INSTRUCTIONS FOR THE TASK: Here are some records. Copy each one exactly.

Items from a data source:
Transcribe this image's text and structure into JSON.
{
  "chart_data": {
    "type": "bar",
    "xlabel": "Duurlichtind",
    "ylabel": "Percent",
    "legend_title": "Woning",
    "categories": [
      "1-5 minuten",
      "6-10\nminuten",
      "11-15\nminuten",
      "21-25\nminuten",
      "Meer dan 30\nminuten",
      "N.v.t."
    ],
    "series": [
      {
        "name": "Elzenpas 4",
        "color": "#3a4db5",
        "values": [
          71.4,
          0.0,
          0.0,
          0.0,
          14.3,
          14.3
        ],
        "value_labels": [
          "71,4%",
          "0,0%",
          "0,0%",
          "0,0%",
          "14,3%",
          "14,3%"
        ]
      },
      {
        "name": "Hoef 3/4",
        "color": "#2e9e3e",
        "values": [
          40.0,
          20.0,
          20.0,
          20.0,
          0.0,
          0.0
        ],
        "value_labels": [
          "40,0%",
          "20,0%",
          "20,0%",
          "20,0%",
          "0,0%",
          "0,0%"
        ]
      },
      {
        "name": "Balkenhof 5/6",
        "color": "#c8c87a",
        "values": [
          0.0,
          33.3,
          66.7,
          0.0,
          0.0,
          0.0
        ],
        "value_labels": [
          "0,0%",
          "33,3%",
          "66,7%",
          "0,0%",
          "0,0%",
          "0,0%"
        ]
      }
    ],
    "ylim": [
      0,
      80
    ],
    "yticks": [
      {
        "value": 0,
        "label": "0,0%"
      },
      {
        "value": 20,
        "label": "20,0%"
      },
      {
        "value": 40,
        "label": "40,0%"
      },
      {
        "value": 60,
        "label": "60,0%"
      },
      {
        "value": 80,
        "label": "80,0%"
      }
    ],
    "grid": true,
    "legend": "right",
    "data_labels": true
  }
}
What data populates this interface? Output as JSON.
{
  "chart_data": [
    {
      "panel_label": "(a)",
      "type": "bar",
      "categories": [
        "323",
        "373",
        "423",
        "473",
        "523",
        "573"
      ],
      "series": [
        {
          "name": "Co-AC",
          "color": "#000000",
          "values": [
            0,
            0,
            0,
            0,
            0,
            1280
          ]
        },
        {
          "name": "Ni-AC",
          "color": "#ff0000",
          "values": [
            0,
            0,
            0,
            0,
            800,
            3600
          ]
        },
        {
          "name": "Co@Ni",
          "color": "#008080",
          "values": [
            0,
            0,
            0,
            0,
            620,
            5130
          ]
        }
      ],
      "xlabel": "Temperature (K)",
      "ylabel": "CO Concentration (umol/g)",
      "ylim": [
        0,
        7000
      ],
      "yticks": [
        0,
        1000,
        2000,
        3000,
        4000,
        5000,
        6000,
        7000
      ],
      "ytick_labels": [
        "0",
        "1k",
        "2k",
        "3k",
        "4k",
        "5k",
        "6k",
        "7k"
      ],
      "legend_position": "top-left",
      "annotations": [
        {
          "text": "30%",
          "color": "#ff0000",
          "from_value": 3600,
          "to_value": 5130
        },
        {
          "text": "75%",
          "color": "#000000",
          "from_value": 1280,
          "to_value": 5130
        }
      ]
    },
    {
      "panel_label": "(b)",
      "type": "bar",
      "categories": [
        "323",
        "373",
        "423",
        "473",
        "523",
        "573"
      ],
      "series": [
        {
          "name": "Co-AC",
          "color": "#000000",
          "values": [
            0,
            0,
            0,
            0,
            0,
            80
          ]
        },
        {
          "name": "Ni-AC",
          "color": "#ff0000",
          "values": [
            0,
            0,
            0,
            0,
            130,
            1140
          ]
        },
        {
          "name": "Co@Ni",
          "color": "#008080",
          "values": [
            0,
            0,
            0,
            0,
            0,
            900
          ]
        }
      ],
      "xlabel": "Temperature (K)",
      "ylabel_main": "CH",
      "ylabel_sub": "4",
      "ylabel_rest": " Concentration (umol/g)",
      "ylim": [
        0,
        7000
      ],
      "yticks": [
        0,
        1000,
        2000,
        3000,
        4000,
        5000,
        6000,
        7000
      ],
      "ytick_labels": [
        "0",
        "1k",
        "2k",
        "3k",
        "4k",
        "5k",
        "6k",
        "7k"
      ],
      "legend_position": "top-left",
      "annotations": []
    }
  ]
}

ANSWER FOR THE TASK:
Transcribe this image's text and structure into JSON.
{
  "chart_data": {
    "type": "bar",
    "xlabel": "Duurlichtind",
    "ylabel": "Percent",
    "legend_title": "Woning",
    "categories": [
      "1-5 minuten",
      "6-10\nminuten",
      "11-15\nminuten",
      "21-25\nminuten",
      "Meer dan 30\nminuten",
      "N.v.t."
    ],
    "series": [
      {
        "name": "Elzenpas 4",
        "color": "#3a4db5",
        "values": [
          71.4,
          0.0,
          0.0,
          0.0,
          14.3,
          14.3
        ],
        "value_labels": [
          "71,4%",
          "0,0%",
          "0,0%",
          "0,0%",
          "14,3%",
          "14,3%"
        ]
      },
      {
        "name": "Hoef 3/4",
        "color": "#2e9e3e",
        "values": [
          40.0,
          20.0,
          20.0,
          20.0,
          0.0,
          0.0
        ],
        "value_labels": [
          "40,0%",
          "20,0%",
          "20,0%",
          "20,0%",
          "0,0%",
          "0,0%"
        ]
      },
      {
        "name": "Balkenhof 5/6",
        "color": "#c8c87a",
        "values": [
          0.0,
          33.3,
          66.7,
          0.0,
          0.0,
          0.0
        ],
        "value_labels": [
          "0,0%",
          "33,3%",
          "66,7%",
          "0,0%",
          "0,0%",
          "0,0%"
        ]
      }
    ],
    "ylim": [
      0,
      80
    ],
    "yticks": [
      {
        "value": 0,
        "label": "0,0%"
      },
      {
        "value": 20,
        "label": "20,0%"
      },
      {
        "value": 40,
        "label": "40,0%"
      },
      {
        "value": 60,
        "label": "60,0%"
      },
      {
        "value": 80,
        "label": "80,0%"
      }
    ],
    "grid": true,
    "legend": "right",
    "data_labels": true
  }
}
What data populates this interface? Output as JSON.
{
  "chart_data": [
    {
      "panel_label": "(a)",
      "type": "bar",
      "categories": [
        "323",
        "373",
        "423",
        "473",
        "523",
        "573"
      ],
      "series": [
        {
          "name": "Co-AC",
          "color": "#000000",
          "values": [
            0,
            0,
            0,
            0,
            0,
            1280
          ]
        },
        {
          "name": "Ni-AC",
          "color": "#ff0000",
          "values": [
            0,
            0,
            0,
            0,
            800,
            3600
          ]
        },
        {
          "name": "Co@Ni",
          "color": "#008080",
          "values": [
            0,
            0,
            0,
            0,
            620,
            5130
          ]
        }
      ],
      "xlabel": "Temperature (K)",
      "ylabel": "CO Concentration (umol/g)",
      "ylim": [
        0,
        7000
      ],
      "yticks": [
        0,
        1000,
        2000,
        3000,
        4000,
        5000,
        6000,
        7000
      ],
      "ytick_labels": [
        "0",
        "1k",
        "2k",
        "3k",
        "4k",
        "5k",
        "6k",
        "7k"
      ],
      "legend_position": "top-left",
      "annotations": [
        {
          "text": "30%",
          "color": "#ff0000",
          "from_value": 3600,
          "to_value": 5130
        },
        {
          "text": "75%",
          "color": "#000000",
          "from_value": 1280,
          "to_value": 5130
        }
      ]
    },
    {
      "panel_label": "(b)",
      "type": "bar",
      "categories": [
        "323",
        "373",
        "423",
        "473",
        "523",
        "573"
      ],
      "series": [
        {
          "name": "Co-AC",
          "color": "#000000",
          "values": [
            0,
            0,
            0,
            0,
            0,
            80
          ]
        },
        {
          "name": "Ni-AC",
          "color": "#ff0000",
          "values": [
            0,
            0,
            0,
            0,
            130,
            1140
          ]
        },
        {
          "name": "Co@Ni",
          "color": "#008080",
          "values": [
            0,
            0,
            0,
            0,
            0,
            900
          ]
        }
      ],
      "xlabel": "Temperature (K)",
      "ylabel_main": "CH",
      "ylabel_sub": "4",
      "ylabel_rest": " Concentration (umol/g)",
      "ylim": [
        0,
        7000
      ],
      "yticks": [
        0,
        1000,
        2000,
        3000,
        4000,
        5000,
        6000,
        7000
      ],
      "ytick_labels": [
        "0",
        "1k",
        "2k",
        "3k",
        "4k",
        "5k",
        "6k",
        "7k"
      ],
      "legend_position": "top-left",
      "annotations": []
    }
  ]
}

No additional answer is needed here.